### ASSIGNED TASK
Go over the entries and report the lines where the word "client" occurs.

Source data
▶

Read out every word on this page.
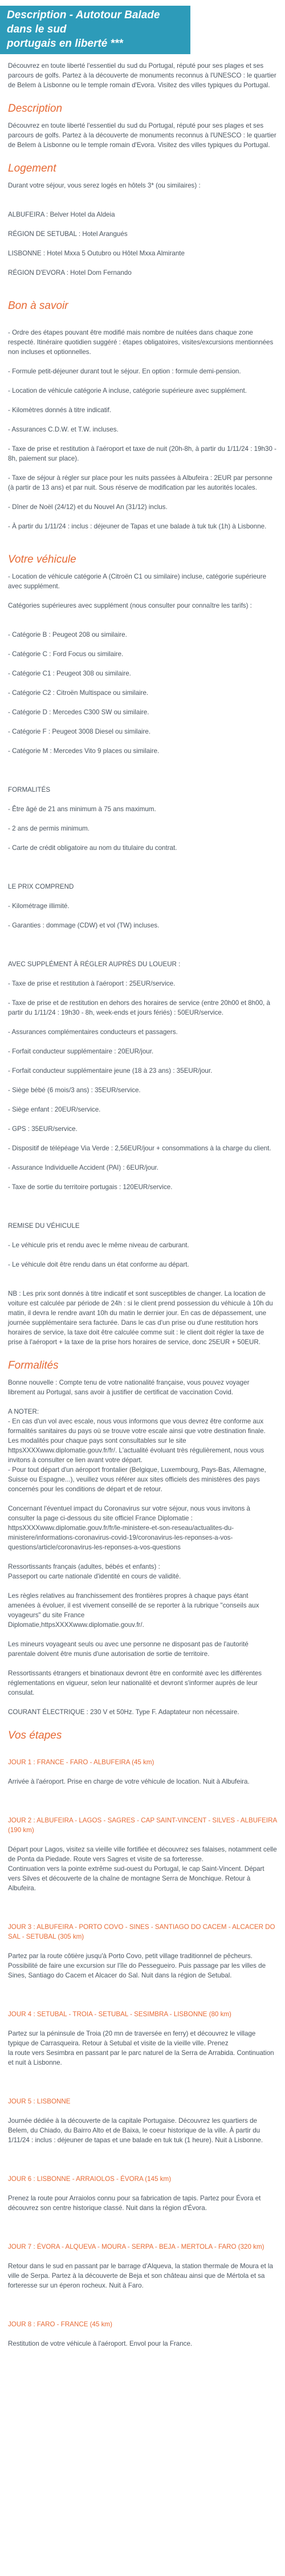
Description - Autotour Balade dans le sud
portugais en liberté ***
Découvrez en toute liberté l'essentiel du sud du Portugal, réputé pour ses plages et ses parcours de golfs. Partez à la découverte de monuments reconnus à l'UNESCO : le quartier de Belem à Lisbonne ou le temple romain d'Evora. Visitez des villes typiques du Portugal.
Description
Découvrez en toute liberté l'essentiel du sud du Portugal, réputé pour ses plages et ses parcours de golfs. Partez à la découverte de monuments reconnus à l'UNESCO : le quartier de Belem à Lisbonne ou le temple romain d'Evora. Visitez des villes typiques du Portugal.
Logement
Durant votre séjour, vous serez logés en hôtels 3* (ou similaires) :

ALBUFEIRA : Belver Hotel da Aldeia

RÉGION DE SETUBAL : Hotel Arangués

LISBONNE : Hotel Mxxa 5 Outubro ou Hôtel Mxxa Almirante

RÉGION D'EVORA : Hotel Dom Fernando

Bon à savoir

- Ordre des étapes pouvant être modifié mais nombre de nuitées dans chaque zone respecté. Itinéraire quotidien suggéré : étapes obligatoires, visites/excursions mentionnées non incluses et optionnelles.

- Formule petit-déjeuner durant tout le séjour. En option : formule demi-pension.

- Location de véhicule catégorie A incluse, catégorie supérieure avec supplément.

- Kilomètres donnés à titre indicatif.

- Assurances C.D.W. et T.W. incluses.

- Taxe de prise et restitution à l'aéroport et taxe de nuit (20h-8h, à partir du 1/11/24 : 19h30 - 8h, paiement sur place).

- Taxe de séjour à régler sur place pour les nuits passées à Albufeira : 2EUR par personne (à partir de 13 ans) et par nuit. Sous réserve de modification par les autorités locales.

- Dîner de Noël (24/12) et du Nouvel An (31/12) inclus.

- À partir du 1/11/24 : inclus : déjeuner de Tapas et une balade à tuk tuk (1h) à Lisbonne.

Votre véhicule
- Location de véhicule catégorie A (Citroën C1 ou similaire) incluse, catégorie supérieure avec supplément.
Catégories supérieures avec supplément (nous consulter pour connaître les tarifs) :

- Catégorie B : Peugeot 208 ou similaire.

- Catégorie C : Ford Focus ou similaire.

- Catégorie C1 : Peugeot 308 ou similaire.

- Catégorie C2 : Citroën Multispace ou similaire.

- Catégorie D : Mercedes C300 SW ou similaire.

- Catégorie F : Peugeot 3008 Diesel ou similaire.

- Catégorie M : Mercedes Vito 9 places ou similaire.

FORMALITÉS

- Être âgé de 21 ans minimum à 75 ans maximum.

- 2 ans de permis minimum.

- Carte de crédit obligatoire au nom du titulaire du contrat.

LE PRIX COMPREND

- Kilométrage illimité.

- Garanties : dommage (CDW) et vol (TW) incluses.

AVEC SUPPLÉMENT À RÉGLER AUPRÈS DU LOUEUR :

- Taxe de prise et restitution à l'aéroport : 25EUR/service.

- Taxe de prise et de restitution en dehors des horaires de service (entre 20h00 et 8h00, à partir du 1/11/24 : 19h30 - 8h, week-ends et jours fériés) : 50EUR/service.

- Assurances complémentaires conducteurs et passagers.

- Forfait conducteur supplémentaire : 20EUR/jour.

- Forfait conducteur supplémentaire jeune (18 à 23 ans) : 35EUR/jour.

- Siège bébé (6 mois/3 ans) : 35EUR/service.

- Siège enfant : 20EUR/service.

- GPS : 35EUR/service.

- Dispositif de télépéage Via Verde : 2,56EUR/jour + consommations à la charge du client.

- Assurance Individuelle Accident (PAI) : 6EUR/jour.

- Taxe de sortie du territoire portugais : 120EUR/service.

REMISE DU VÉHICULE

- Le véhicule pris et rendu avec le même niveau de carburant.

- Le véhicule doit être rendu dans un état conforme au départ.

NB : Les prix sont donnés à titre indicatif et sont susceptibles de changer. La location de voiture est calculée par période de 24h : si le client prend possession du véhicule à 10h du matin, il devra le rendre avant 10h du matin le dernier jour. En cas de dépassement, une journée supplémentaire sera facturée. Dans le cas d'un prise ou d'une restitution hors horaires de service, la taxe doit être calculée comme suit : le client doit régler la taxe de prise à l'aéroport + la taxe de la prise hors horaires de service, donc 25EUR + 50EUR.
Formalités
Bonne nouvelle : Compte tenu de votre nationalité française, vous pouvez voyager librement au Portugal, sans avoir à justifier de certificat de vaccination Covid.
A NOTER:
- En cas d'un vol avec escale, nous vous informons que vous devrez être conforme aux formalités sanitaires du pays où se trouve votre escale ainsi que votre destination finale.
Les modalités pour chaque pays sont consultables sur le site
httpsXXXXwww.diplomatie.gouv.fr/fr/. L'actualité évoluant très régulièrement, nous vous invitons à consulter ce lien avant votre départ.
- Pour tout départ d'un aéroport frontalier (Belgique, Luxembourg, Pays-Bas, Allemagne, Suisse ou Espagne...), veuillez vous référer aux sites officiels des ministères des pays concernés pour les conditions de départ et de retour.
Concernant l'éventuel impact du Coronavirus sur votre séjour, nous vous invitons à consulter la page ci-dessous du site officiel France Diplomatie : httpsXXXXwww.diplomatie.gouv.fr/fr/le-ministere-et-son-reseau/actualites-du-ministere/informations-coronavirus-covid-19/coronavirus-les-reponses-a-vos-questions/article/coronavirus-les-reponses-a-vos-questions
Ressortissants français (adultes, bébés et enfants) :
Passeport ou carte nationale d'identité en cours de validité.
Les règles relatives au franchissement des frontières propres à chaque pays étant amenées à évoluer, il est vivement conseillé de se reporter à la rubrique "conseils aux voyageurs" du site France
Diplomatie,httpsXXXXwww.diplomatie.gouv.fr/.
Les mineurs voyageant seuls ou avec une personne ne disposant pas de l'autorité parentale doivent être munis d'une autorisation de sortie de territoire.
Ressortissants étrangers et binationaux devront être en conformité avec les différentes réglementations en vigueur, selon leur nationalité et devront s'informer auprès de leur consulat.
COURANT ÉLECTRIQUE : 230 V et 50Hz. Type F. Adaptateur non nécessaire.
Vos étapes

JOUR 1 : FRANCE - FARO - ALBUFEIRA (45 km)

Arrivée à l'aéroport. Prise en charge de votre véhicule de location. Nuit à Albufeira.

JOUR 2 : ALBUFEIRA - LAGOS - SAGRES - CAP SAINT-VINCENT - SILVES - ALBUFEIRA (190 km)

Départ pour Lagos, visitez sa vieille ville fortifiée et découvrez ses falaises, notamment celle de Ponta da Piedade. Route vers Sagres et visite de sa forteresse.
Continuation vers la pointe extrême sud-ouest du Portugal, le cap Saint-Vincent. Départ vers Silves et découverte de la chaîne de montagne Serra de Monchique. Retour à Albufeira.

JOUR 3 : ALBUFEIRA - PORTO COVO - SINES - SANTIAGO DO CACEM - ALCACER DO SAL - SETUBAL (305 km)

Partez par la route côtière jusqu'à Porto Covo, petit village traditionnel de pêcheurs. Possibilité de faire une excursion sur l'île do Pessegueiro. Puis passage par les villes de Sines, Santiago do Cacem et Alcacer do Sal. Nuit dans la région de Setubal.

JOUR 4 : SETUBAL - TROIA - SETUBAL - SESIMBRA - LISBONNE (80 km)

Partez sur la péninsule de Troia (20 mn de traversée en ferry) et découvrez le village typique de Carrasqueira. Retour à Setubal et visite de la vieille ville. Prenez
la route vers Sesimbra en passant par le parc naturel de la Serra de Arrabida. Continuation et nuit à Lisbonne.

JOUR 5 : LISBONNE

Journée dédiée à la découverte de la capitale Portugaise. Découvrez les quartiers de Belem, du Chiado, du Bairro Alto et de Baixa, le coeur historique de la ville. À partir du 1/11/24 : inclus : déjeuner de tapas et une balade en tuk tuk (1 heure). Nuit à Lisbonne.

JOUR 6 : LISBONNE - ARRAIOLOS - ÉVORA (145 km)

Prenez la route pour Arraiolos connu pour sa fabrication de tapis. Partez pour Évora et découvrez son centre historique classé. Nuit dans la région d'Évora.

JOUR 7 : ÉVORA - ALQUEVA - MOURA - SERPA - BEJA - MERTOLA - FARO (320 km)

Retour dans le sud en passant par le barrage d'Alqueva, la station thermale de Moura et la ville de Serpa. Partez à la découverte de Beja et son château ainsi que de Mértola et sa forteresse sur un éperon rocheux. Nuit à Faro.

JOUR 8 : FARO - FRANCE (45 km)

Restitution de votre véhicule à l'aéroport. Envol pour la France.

◀
▶

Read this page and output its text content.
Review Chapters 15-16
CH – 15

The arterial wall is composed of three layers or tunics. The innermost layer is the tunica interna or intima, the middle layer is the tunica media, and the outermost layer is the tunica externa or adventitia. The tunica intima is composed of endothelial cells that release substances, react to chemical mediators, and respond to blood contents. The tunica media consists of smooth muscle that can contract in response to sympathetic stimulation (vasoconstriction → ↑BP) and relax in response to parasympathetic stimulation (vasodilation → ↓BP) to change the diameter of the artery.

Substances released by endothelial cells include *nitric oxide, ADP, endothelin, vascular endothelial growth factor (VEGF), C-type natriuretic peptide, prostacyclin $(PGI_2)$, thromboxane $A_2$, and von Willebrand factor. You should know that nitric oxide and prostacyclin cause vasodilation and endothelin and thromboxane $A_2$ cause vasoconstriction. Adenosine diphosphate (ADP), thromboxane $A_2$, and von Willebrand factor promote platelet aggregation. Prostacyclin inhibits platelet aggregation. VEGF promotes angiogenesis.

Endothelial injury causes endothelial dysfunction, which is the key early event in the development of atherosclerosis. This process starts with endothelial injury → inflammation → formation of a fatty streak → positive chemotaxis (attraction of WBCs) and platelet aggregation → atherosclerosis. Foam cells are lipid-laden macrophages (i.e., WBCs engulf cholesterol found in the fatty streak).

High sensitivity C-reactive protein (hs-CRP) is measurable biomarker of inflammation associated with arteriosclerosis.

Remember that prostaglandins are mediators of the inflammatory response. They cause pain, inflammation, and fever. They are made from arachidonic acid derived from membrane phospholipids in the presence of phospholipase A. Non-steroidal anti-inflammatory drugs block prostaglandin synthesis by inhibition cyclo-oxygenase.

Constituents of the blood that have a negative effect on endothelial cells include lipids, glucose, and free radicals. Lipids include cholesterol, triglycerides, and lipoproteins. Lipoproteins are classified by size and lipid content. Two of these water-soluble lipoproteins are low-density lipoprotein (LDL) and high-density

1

◀
▶

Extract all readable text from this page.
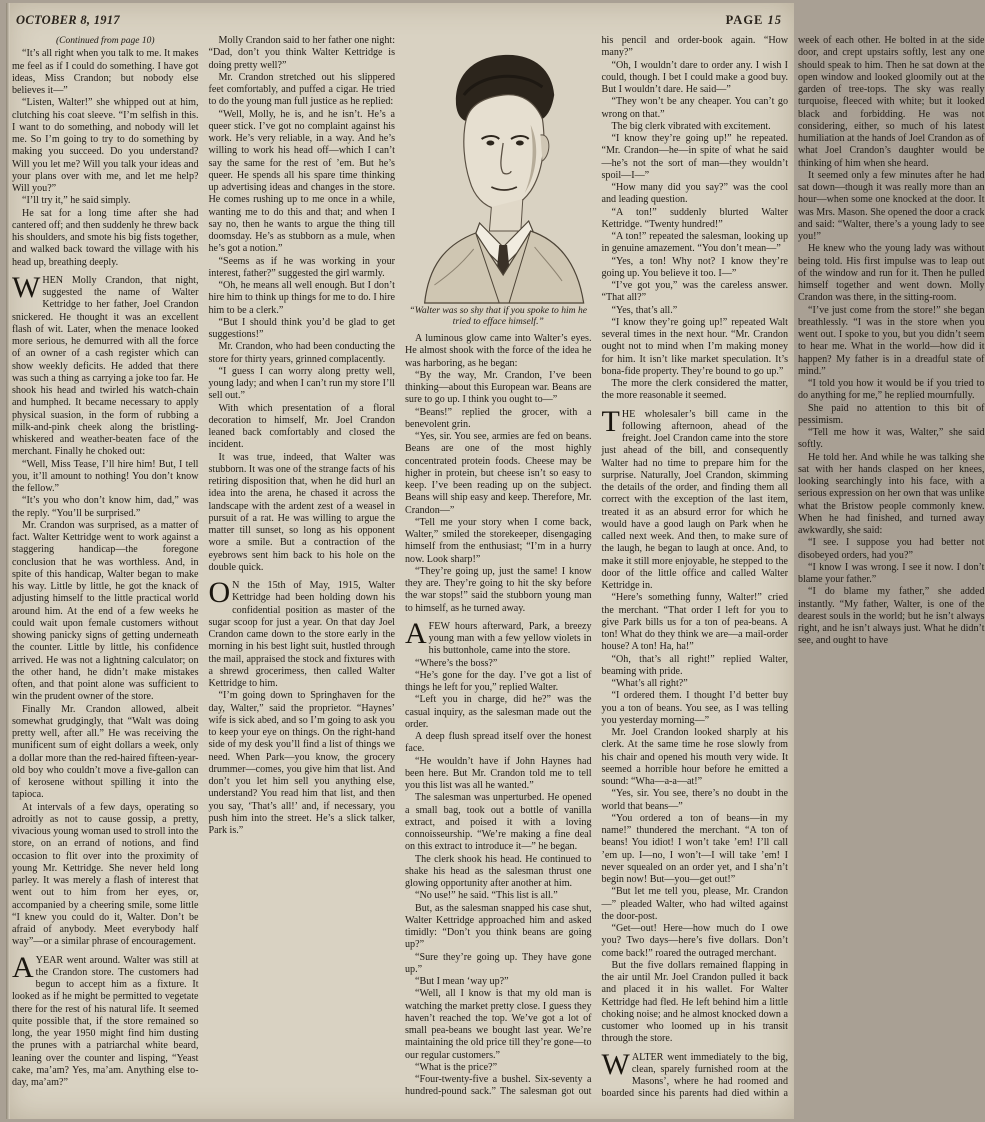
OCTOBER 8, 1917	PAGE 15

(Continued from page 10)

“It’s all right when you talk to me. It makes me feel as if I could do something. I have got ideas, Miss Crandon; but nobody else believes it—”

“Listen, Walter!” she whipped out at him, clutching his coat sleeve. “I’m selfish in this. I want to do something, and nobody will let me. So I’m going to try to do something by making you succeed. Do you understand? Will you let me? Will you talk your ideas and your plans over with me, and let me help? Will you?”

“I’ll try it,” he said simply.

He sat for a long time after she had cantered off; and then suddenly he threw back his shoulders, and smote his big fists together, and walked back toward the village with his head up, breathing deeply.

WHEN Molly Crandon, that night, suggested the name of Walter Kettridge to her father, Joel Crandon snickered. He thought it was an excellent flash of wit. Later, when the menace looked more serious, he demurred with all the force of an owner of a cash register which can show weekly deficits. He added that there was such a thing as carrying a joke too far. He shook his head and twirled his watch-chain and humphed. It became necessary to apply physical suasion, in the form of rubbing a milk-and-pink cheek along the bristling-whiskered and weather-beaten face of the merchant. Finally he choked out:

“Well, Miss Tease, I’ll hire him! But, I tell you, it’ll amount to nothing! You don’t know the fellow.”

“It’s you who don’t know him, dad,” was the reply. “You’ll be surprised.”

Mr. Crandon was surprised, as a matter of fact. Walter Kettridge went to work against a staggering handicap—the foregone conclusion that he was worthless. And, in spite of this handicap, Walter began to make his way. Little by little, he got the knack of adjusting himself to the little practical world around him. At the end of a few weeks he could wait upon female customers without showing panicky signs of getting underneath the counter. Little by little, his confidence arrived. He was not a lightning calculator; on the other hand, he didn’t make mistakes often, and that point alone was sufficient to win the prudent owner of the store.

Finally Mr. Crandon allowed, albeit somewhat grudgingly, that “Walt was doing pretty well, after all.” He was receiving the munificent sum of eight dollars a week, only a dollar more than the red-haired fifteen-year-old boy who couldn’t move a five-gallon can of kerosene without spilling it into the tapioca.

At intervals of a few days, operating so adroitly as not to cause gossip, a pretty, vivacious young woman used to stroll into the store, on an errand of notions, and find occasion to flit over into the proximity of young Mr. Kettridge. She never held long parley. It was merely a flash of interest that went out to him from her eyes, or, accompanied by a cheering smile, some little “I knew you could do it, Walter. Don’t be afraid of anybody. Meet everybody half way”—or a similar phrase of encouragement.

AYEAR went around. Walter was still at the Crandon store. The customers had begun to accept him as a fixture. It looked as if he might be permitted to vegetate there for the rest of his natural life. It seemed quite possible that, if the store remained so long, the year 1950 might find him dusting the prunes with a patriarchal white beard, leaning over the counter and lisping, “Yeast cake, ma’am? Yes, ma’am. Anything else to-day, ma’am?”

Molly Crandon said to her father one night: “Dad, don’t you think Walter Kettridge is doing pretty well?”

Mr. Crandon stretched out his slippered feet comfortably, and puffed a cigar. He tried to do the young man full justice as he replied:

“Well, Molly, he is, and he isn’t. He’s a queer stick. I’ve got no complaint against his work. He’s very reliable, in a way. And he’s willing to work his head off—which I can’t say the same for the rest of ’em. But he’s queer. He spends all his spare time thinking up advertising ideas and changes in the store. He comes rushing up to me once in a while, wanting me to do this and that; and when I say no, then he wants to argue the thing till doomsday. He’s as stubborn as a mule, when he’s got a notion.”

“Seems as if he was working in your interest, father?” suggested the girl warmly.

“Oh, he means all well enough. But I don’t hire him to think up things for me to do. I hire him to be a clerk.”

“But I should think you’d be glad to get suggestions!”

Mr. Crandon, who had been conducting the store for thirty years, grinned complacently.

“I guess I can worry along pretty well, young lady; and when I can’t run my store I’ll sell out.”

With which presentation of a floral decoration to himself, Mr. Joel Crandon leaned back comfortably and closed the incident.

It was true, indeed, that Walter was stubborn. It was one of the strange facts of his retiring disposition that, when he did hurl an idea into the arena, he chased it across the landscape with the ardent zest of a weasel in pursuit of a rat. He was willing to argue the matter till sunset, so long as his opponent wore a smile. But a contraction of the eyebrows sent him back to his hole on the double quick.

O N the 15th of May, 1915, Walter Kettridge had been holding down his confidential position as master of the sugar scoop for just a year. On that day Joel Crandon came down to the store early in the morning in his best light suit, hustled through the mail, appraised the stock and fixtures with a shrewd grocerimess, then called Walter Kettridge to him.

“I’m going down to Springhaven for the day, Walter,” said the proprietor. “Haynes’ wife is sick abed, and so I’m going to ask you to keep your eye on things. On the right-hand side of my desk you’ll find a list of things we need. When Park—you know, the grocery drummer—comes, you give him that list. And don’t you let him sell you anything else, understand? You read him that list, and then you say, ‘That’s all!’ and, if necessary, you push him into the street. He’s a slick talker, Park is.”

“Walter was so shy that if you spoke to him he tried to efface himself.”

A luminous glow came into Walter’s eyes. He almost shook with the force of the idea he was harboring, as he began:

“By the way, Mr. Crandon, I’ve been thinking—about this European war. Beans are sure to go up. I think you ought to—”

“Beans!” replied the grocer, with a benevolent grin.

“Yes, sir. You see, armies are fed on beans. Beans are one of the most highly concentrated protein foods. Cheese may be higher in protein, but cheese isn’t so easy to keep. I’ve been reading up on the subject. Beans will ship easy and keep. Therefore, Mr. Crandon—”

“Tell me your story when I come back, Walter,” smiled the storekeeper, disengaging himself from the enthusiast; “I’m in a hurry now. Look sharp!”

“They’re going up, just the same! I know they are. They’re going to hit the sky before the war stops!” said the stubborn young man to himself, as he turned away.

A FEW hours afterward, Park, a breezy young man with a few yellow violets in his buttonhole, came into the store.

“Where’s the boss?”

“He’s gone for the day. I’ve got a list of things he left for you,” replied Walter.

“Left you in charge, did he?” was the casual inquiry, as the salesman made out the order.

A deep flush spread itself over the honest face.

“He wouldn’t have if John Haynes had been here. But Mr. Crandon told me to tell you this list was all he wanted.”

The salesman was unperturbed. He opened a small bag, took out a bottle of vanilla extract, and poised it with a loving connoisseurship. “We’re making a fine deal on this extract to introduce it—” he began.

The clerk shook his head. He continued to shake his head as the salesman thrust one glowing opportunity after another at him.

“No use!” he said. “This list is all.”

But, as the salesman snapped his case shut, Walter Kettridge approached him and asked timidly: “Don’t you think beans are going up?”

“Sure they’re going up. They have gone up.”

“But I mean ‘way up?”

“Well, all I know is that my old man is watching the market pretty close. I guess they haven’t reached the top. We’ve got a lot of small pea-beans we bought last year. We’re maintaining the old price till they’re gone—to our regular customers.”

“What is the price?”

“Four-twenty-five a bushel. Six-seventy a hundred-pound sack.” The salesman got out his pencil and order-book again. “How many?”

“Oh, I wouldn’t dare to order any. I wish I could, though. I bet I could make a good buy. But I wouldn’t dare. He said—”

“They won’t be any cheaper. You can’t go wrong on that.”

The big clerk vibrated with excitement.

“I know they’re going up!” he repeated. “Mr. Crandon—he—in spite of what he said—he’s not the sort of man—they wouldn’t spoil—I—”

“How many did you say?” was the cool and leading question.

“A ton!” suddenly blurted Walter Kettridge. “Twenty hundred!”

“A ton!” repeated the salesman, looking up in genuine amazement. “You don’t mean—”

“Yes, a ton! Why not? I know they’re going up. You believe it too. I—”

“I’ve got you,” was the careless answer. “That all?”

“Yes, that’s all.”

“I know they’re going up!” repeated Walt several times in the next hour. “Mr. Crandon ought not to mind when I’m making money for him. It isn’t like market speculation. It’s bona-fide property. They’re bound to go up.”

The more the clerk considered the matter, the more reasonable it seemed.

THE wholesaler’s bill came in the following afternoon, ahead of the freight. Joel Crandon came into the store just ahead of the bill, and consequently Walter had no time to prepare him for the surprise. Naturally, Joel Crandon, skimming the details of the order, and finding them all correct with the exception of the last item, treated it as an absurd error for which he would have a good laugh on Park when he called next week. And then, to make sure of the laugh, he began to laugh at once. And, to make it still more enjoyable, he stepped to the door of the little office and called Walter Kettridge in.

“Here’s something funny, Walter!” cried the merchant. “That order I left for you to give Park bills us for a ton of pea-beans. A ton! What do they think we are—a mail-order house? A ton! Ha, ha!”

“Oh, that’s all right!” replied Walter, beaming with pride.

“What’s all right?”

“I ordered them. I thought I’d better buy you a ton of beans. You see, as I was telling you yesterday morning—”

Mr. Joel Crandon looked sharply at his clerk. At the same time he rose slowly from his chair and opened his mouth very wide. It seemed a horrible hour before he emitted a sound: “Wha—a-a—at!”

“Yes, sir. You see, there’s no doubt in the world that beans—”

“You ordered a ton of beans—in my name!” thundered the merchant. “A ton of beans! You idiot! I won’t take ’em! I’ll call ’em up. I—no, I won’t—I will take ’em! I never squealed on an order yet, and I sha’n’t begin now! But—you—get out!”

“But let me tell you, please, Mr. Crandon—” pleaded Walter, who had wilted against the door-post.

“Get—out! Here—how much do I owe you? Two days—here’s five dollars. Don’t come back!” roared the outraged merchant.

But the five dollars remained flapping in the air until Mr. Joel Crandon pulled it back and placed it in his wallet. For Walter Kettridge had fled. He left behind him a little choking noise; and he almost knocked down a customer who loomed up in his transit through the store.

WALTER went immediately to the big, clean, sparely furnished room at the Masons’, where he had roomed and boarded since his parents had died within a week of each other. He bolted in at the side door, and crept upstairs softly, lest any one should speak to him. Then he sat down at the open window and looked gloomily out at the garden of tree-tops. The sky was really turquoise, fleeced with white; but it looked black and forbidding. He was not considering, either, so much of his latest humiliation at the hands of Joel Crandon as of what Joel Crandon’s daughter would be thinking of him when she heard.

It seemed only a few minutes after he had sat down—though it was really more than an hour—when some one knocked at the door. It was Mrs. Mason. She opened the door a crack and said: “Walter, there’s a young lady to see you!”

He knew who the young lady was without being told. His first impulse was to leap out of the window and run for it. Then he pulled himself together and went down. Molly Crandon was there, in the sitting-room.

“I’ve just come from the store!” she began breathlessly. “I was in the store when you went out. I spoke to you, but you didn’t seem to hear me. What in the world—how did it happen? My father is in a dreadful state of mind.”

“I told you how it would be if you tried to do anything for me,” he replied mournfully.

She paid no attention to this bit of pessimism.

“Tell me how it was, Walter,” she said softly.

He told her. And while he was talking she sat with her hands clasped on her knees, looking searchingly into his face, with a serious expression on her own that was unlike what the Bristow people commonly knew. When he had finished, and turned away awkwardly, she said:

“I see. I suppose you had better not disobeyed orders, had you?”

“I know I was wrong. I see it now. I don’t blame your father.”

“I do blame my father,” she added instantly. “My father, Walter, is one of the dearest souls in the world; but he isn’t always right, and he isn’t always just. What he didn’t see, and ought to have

◀

### YOUR SOLUTION
- Dispositif de télépéage Via Verde : 2,56EUR/jour + consommations à la charge du client.
NB : Les prix sont donnés à titre indicatif et sont susceptibles de changer. La location de voiture est calculée par période de 24h : si le client prend possession du véhicule à 10h du matin, il devra le rendre avant 10h du matin le dernier jour. En cas de dépassement, une journée supplémentaire sera facturée. Dans le cas d'un prise ou d'une restitution hors horaires de service, la taxe doit être calculée comme suit : le client doit régler la taxe de prise à l'aéroport + la taxe de la prise hors horaires de service, donc 25EUR + 50EUR.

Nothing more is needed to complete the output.